__Input records__
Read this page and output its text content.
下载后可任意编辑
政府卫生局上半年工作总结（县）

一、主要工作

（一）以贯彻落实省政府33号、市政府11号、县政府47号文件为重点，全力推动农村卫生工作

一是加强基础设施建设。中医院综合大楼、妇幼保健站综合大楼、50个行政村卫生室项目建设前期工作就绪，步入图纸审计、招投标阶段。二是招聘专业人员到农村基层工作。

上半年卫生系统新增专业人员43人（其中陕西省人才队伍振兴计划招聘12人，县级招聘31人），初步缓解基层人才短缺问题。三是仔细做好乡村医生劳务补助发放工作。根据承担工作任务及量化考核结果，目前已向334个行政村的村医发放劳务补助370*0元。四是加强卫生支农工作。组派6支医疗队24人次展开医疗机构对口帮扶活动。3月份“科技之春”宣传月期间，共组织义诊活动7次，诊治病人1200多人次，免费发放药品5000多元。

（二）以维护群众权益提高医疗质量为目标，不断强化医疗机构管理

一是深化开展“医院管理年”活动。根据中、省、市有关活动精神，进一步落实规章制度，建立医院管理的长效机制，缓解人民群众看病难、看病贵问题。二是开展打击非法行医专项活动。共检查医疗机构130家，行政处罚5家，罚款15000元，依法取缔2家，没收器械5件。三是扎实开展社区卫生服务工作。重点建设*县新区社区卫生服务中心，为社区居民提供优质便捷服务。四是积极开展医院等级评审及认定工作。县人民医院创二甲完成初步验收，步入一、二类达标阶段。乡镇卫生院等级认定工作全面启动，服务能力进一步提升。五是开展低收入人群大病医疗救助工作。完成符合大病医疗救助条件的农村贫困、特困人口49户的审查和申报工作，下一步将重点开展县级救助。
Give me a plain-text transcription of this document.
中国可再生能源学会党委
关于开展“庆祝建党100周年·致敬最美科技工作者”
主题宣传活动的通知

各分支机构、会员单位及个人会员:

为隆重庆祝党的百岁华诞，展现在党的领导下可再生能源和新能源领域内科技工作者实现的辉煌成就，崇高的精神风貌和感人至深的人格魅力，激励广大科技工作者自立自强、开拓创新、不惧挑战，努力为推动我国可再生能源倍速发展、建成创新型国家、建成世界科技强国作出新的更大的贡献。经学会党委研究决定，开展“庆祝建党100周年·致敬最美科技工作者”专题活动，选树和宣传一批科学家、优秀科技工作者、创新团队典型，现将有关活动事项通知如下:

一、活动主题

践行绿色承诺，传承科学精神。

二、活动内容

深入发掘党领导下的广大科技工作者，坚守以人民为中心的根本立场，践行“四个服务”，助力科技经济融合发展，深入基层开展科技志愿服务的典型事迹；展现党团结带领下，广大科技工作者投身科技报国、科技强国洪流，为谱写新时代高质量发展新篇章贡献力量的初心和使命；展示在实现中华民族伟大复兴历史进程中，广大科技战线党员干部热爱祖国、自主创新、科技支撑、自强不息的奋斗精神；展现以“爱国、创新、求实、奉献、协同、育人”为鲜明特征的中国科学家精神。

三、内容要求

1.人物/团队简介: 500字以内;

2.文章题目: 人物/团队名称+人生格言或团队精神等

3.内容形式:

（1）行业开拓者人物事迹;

__Problem to solve__
Repeat only the lines from the one holding "Give me a plain-text" through the last line of the data.

__Response to the exercise__
Give me a plain-text transcription of this document.
中国可再生能源学会党委
关于开展“庆祝建党100周年·致敬最美科技工作者”
主题宣传活动的通知

各分支机构、会员单位及个人会员:

为隆重庆祝党的百岁华诞，展现在党的领导下可再生能源和新能源领域内科技工作者实现的辉煌成就，崇高的精神风貌和感人至深的人格魅力，激励广大科技工作者自立自强、开拓创新、不惧挑战，努力为推动我国可再生能源倍速发展、建成创新型国家、建成世界科技强国作出新的更大的贡献。经学会党委研究决定，开展“庆祝建党100周年·致敬最美科技工作者”专题活动，选树和宣传一批科学家、优秀科技工作者、创新团队典型，现将有关活动事项通知如下:

一、活动主题

践行绿色承诺，传承科学精神。

二、活动内容

深入发掘党领导下的广大科技工作者，坚守以人民为中心的根本立场，践行“四个服务”，助力科技经济融合发展，深入基层开展科技志愿服务的典型事迹；展现党团结带领下，广大科技工作者投身科技报国、科技强国洪流，为谱写新时代高质量发展新篇章贡献力量的初心和使命；展示在实现中华民族伟大复兴历史进程中，广大科技战线党员干部热爱祖国、自主创新、科技支撑、自强不息的奋斗精神；展现以“爱国、创新、求实、奉献、协同、育人”为鲜明特征的中国科学家精神。

三、内容要求

1.人物/团队简介: 500字以内;

2.文章题目: 人物/团队名称+人生格言或团队精神等

3.内容形式:

（1）行业开拓者人物事迹;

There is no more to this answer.